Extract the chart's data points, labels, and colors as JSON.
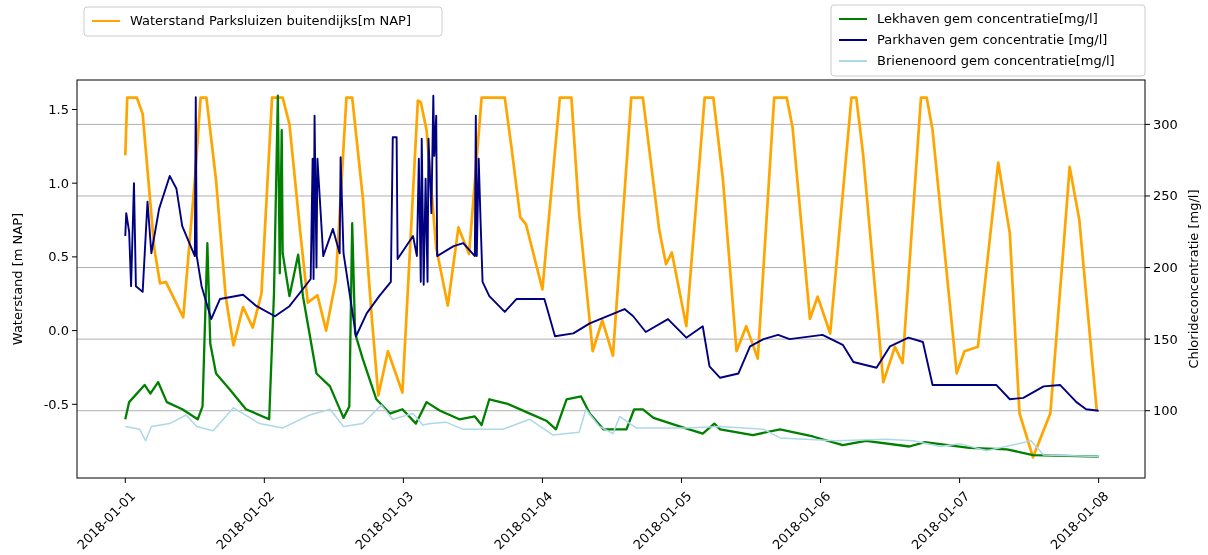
{
  "chart_data": {
    "type": "line",
    "ylabel": "Waterstand [m NAP]",
    "y2label": "Chlorideconcentratie [mg/l]",
    "xlim": [
      "2017-12-31T15:40",
      "2018-01-08T08:00"
    ],
    "xticks": [
      "2018-01-01",
      "2018-01-02",
      "2018-01-03",
      "2018-01-04",
      "2018-01-05",
      "2018-01-06",
      "2018-01-07",
      "2018-01-08"
    ],
    "ylim": [
      -1.0,
      1.7
    ],
    "yticks": [
      -0.5,
      {
        "value": 0,
        "label": "0.0"
      },
      0.5,
      {
        "value": 1,
        "label": "1.0"
      },
      1.5
    ],
    "y2lim": [
      53,
      331
    ],
    "y2ticks": [
      100,
      150,
      200,
      250,
      300
    ],
    "grid": "y",
    "legend": "top",
    "series": [
      {
        "name": "Waterstand Parksluizen buitendijks[m NAP]",
        "color": "#ffa500",
        "axis": "y",
        "x": [
          "2018-01-01T00:00",
          "2018-01-01T00:20",
          "2018-01-01T02:00",
          "2018-01-01T03:00",
          "2018-01-01T05:00",
          "2018-01-01T06:00",
          "2018-01-01T07:00",
          "2018-01-01T10:00",
          "2018-01-01T12:00",
          "2018-01-01T13:00",
          "2018-01-01T14:00",
          "2018-01-01T15:40",
          "2018-01-01T17:20",
          "2018-01-01T18:40",
          "2018-01-01T20:20",
          "2018-01-01T22:00",
          "2018-01-01T23:30",
          "2018-01-02T01:20",
          "2018-01-02T03:10",
          "2018-01-02T04:20",
          "2018-01-02T06:10",
          "2018-01-02T07:30",
          "2018-01-02T09:10",
          "2018-01-02T10:40",
          "2018-01-02T12:20",
          "2018-01-02T14:10",
          "2018-01-02T15:10",
          "2018-01-02T17:00",
          "2018-01-02T18:30",
          "2018-01-02T19:40",
          "2018-01-02T21:20",
          "2018-01-02T23:50",
          "2018-01-03T02:30",
          "2018-01-03T03:00",
          "2018-01-03T04:00",
          "2018-01-03T05:40",
          "2018-01-03T07:40",
          "2018-01-03T09:30",
          "2018-01-03T11:20",
          "2018-01-03T13:30",
          "2018-01-03T17:30",
          "2018-01-03T18:40",
          "2018-01-03T20:10",
          "2018-01-03T21:10",
          "2018-01-04T00:00",
          "2018-01-04T03:00",
          "2018-01-04T05:00",
          "2018-01-04T06:20",
          "2018-01-04T08:40",
          "2018-01-04T10:20",
          "2018-01-04T12:10",
          "2018-01-04T15:20",
          "2018-01-04T17:20",
          "2018-01-04T20:10",
          "2018-01-04T21:20",
          "2018-01-04T22:20",
          "2018-01-05T00:50",
          "2018-01-05T04:00",
          "2018-01-05T05:30",
          "2018-01-05T07:10",
          "2018-01-05T09:30",
          "2018-01-05T11:10",
          "2018-01-05T13:10",
          "2018-01-05T16:00",
          "2018-01-05T18:10",
          "2018-01-05T19:10",
          "2018-01-05T22:10",
          "2018-01-05T23:30",
          "2018-01-06T01:40",
          "2018-01-06T05:20",
          "2018-01-06T06:10",
          "2018-01-06T07:20",
          "2018-01-06T10:50",
          "2018-01-06T12:50",
          "2018-01-06T14:10",
          "2018-01-06T17:20",
          "2018-01-06T18:20",
          "2018-01-06T19:20",
          "2018-01-06T23:30",
          "2018-01-07T00:50",
          "2018-01-07T03:10",
          "2018-01-07T06:40",
          "2018-01-07T08:40",
          "2018-01-07T10:20",
          "2018-01-07T12:40",
          "2018-01-07T15:40",
          "2018-01-07T17:40",
          "2018-01-07T19:00",
          "2018-01-07T20:40",
          "2018-01-07T23:40"
        ],
        "values": [
          1.19,
          1.58,
          1.58,
          1.47,
          0.56,
          0.32,
          0.33,
          0.09,
          1.02,
          1.58,
          1.58,
          1.02,
          0.23,
          -0.1,
          0.16,
          0.02,
          0.25,
          1.58,
          1.58,
          1.4,
          0.68,
          0.19,
          0.24,
          0.0,
          0.34,
          1.58,
          1.58,
          0.9,
          0.11,
          -0.44,
          -0.14,
          -0.42,
          1.56,
          1.55,
          1.36,
          0.56,
          0.17,
          0.7,
          0.52,
          1.58,
          1.58,
          1.24,
          0.77,
          0.72,
          0.28,
          1.58,
          1.58,
          0.79,
          -0.14,
          0.07,
          -0.17,
          1.58,
          1.58,
          0.68,
          0.45,
          0.53,
          0.03,
          1.58,
          1.58,
          1.02,
          -0.14,
          0.03,
          -0.19,
          1.58,
          1.58,
          1.38,
          0.08,
          0.23,
          -0.02,
          1.58,
          1.58,
          1.2,
          -0.35,
          -0.11,
          -0.22,
          1.58,
          1.58,
          1.36,
          -0.29,
          -0.14,
          -0.11,
          1.14,
          0.66,
          -0.56,
          -0.86,
          -0.56,
          0.43,
          1.11,
          0.75,
          -0.54
        ]
      },
      {
        "name": "Lekhaven gem concentratie[mg/l]",
        "color": "#008000",
        "axis": "y2",
        "x": [
          "2018-01-01T00:00",
          "2018-01-01T00:40",
          "2018-01-01T03:20",
          "2018-01-01T04:20",
          "2018-01-01T05:40",
          "2018-01-01T07:10",
          "2018-01-01T09:50",
          "2018-01-01T12:30",
          "2018-01-01T13:20",
          "2018-01-01T14:10",
          "2018-01-01T14:40",
          "2018-01-01T15:40",
          "2018-01-01T18:00",
          "2018-01-01T20:50",
          "2018-01-02T00:50",
          "2018-01-02T01:40",
          "2018-01-02T02:20",
          "2018-01-02T02:40",
          "2018-01-02T03:00",
          "2018-01-02T03:10",
          "2018-01-02T04:20",
          "2018-01-02T05:50",
          "2018-01-02T06:40",
          "2018-01-02T09:00",
          "2018-01-02T11:20",
          "2018-01-02T13:40",
          "2018-01-02T14:40",
          "2018-01-02T15:10",
          "2018-01-02T15:40",
          "2018-01-02T17:00",
          "2018-01-02T19:20",
          "2018-01-02T21:40",
          "2018-01-02T23:50",
          "2018-01-03T02:10",
          "2018-01-03T04:00",
          "2018-01-03T06:20",
          "2018-01-03T09:40",
          "2018-01-03T12:20",
          "2018-01-03T13:30",
          "2018-01-03T14:50",
          "2018-01-03T17:50",
          "2018-01-03T21:50",
          "2018-01-04T00:40",
          "2018-01-04T02:20",
          "2018-01-04T04:10",
          "2018-01-04T06:40",
          "2018-01-04T08:10",
          "2018-01-04T10:30",
          "2018-01-04T14:30",
          "2018-01-04T15:50",
          "2018-01-04T17:20",
          "2018-01-04T19:10",
          "2018-01-04T23:40",
          "2018-01-05T03:40",
          "2018-01-05T05:40",
          "2018-01-05T06:40",
          "2018-01-05T12:20",
          "2018-01-05T17:00",
          "2018-01-05T22:40",
          "2018-01-06T03:50",
          "2018-01-06T07:50",
          "2018-01-06T15:20",
          "2018-01-06T18:00",
          "2018-01-07T01:40",
          "2018-01-07T08:10",
          "2018-01-07T12:40",
          "2018-01-08T00:00"
        ],
        "values": [
          94,
          106,
          118,
          112,
          120,
          106,
          101,
          94,
          103,
          217,
          147,
          126,
          115,
          101,
          94,
          182,
          320,
          196,
          296,
          210,
          180,
          209,
          180,
          126,
          117,
          95,
          103,
          231,
          154,
          136,
          108,
          98,
          101,
          91,
          106,
          100,
          94,
          96,
          90,
          108,
          105,
          98,
          93,
          87,
          108,
          110,
          98,
          87,
          87,
          101,
          101,
          95,
          89,
          84,
          91,
          87,
          83,
          87,
          82,
          76,
          79,
          75,
          78,
          74,
          73,
          69,
          68
        ]
      },
      {
        "name": "Parkhaven gem concentratie [mg/l]",
        "color": "#000080",
        "axis": "y2",
        "x": [
          "2018-01-01T00:00",
          "2018-01-01T00:10",
          "2018-01-01T00:40",
          "2018-01-01T01:00",
          "2018-01-01T01:30",
          "2018-01-01T01:50",
          "2018-01-01T03:00",
          "2018-01-01T03:50",
          "2018-01-01T04:30",
          "2018-01-01T05:50",
          "2018-01-01T07:40",
          "2018-01-01T08:50",
          "2018-01-01T09:50",
          "2018-01-01T12:00",
          "2018-01-01T12:10",
          "2018-01-01T12:20",
          "2018-01-01T13:10",
          "2018-01-01T14:50",
          "2018-01-01T16:20",
          "2018-01-01T20:20",
          "2018-01-01T22:40",
          "2018-01-02T01:50",
          "2018-01-02T04:20",
          "2018-01-02T06:40",
          "2018-01-02T08:00",
          "2018-01-02T08:20",
          "2018-01-02T08:30",
          "2018-01-02T08:40",
          "2018-01-02T09:00",
          "2018-01-02T09:10",
          "2018-01-02T10:10",
          "2018-01-02T11:50",
          "2018-01-02T13:00",
          "2018-01-02T13:10",
          "2018-01-02T13:40",
          "2018-01-02T15:50",
          "2018-01-02T17:40",
          "2018-01-02T19:50",
          "2018-01-02T21:50",
          "2018-01-02T22:10",
          "2018-01-02T22:50",
          "2018-01-02T23:00",
          "2018-01-03T01:40",
          "2018-01-03T02:20",
          "2018-01-03T02:40",
          "2018-01-03T03:00",
          "2018-01-03T03:10",
          "2018-01-03T03:30",
          "2018-01-03T03:50",
          "2018-01-03T04:10",
          "2018-01-03T04:20",
          "2018-01-03T04:50",
          "2018-01-03T05:10",
          "2018-01-03T05:20",
          "2018-01-03T05:40",
          "2018-01-03T05:50",
          "2018-01-03T08:40",
          "2018-01-03T10:20",
          "2018-01-03T12:20",
          "2018-01-03T12:30",
          "2018-01-03T12:40",
          "2018-01-03T13:00",
          "2018-01-03T13:20",
          "2018-01-03T13:40",
          "2018-01-03T14:50",
          "2018-01-03T17:30",
          "2018-01-03T19:30",
          "2018-01-04T00:20",
          "2018-01-04T00:50",
          "2018-01-04T02:10",
          "2018-01-04T05:20",
          "2018-01-04T08:10",
          "2018-01-04T14:10",
          "2018-01-04T15:40",
          "2018-01-04T17:50",
          "2018-01-04T21:40",
          "2018-01-05T00:50",
          "2018-01-05T03:40",
          "2018-01-05T04:50",
          "2018-01-05T06:40",
          "2018-01-05T09:50",
          "2018-01-05T11:50",
          "2018-01-05T14:10",
          "2018-01-05T16:40",
          "2018-01-05T18:40",
          "2018-01-06T00:20",
          "2018-01-06T03:50",
          "2018-01-06T05:40",
          "2018-01-06T09:40",
          "2018-01-06T12:00",
          "2018-01-06T15:10",
          "2018-01-06T17:40",
          "2018-01-06T19:20",
          "2018-01-06T23:30",
          "2018-01-07T06:20",
          "2018-01-07T08:40",
          "2018-01-07T11:00",
          "2018-01-07T14:30",
          "2018-01-07T17:20",
          "2018-01-07T20:10",
          "2018-01-07T21:50",
          "2018-01-08T00:00"
        ],
        "values": [
          222,
          238,
          225,
          187,
          259,
          187,
          183,
          246,
          210,
          241,
          264,
          255,
          229,
          208,
          319,
          208,
          187,
          164,
          178,
          181,
          173,
          166,
          173,
          185,
          192,
          276,
          192,
          306,
          200,
          276,
          208,
          227,
          210,
          277,
          210,
          152,
          168,
          180,
          190,
          291,
          291,
          206,
          222,
          208,
          276,
          190,
          290,
          188,
          262,
          190,
          290,
          238,
          320,
          278,
          306,
          208,
          215,
          217,
          208,
          306,
          208,
          276,
          231,
          190,
          180,
          169,
          178,
          178,
          171,
          152,
          154,
          161,
          171,
          166,
          155,
          164,
          151,
          159,
          131,
          123,
          126,
          145,
          150,
          153,
          150,
          153,
          146,
          134,
          130,
          145,
          151,
          148,
          118,
          118,
          118,
          108,
          109,
          117,
          118,
          106,
          101,
          100
        ]
      },
      {
        "name": "Brienenoord gem concentratie[mg/l]",
        "color": "#add8e6",
        "axis": "y2",
        "x": [
          "2018-01-01T00:00",
          "2018-01-01T02:30",
          "2018-01-01T03:30",
          "2018-01-01T04:30",
          "2018-01-01T07:40",
          "2018-01-01T10:30",
          "2018-01-01T12:20",
          "2018-01-01T15:10",
          "2018-01-01T18:40",
          "2018-01-01T20:20",
          "2018-01-01T23:10",
          "2018-01-02T03:10",
          "2018-01-02T07:50",
          "2018-01-02T11:20",
          "2018-01-02T13:40",
          "2018-01-02T17:00",
          "2018-01-02T20:10",
          "2018-01-02T22:10",
          "2018-01-03T01:40",
          "2018-01-03T03:20",
          "2018-01-03T04:40",
          "2018-01-03T07:20",
          "2018-01-03T10:20",
          "2018-01-03T17:10",
          "2018-01-03T21:50",
          "2018-01-04T01:50",
          "2018-01-04T06:20",
          "2018-01-04T07:30",
          "2018-01-04T09:50",
          "2018-01-04T12:10",
          "2018-01-04T13:20",
          "2018-01-04T16:10",
          "2018-01-05T00:50",
          "2018-01-05T06:40",
          "2018-01-05T14:10",
          "2018-01-05T17:00",
          "2018-01-06T02:40",
          "2018-01-06T11:20",
          "2018-01-06T16:00",
          "2018-01-06T20:40",
          "2018-01-07T00:00",
          "2018-01-07T04:40",
          "2018-01-07T12:20",
          "2018-01-07T14:30",
          "2018-01-08T00:00"
        ],
        "values": [
          89,
          87,
          79,
          89,
          91,
          97,
          89,
          86,
          102,
          98,
          91,
          88,
          97,
          101,
          89,
          91,
          104,
          94,
          98,
          90,
          91,
          92,
          87,
          87,
          94,
          83,
          85,
          101,
          89,
          84,
          96,
          88,
          88,
          89,
          87,
          81,
          79,
          80,
          79,
          75,
          77,
          72,
          79,
          69,
          68
        ]
      }
    ]
  }
}
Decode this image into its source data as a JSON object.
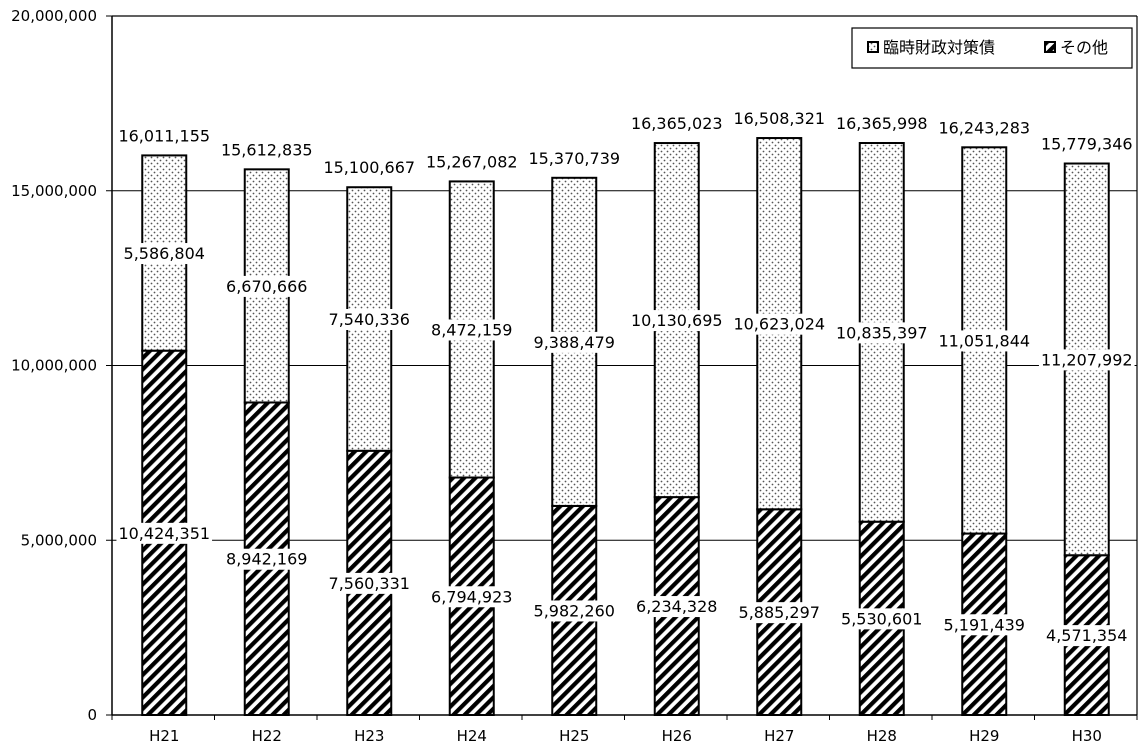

************

### EXERCISE REQUIREMENTS
Check every line of the records above for the string "JSON" and say how many contain it, giving the number alone.

### FINAL RESULT
2